What you will do
Without the pictures, write out all the lines below exactly as they appear.
··· Data
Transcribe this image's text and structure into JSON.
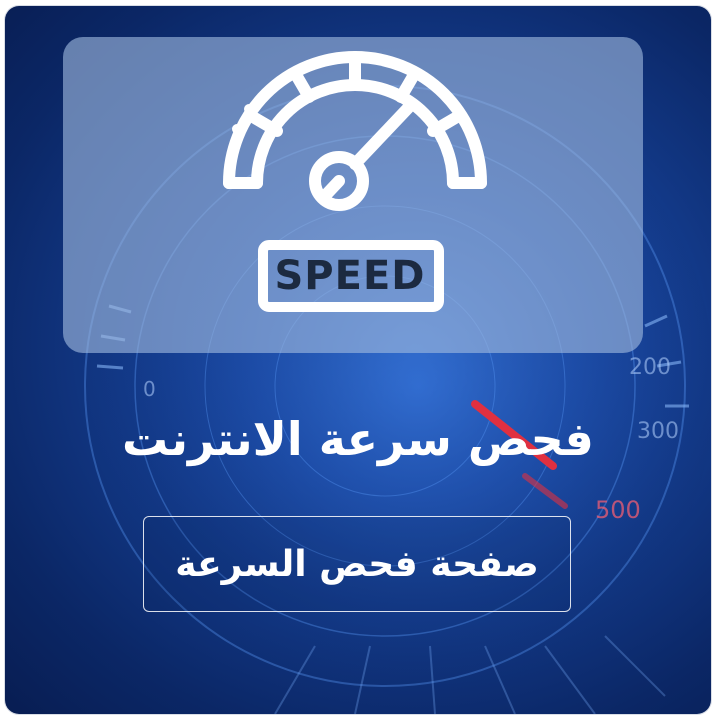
{
  "hero": {
    "icon": "speedometer-icon",
    "badge_text": "SPEED"
  },
  "background": {
    "gauge_ticks": [
      "0",
      "200",
      "300",
      "500"
    ],
    "accent_color": "#e03040"
  },
  "title": "فحص سرعة الانترنت",
  "cta": {
    "label": "صفحة فحص السرعة"
  }
}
······
Answer in full
Transcribe this image's text and structure into JSON.
{
  "hero": {
    "icon": "speedometer-icon",
    "badge_text": "SPEED"
  },
  "background": {
    "gauge_ticks": [
      "0",
      "200",
      "300",
      "500"
    ],
    "accent_color": "#e03040"
  },
  "title": "فحص سرعة الانترنت",
  "cta": {
    "label": "صفحة فحص السرعة"
  }
}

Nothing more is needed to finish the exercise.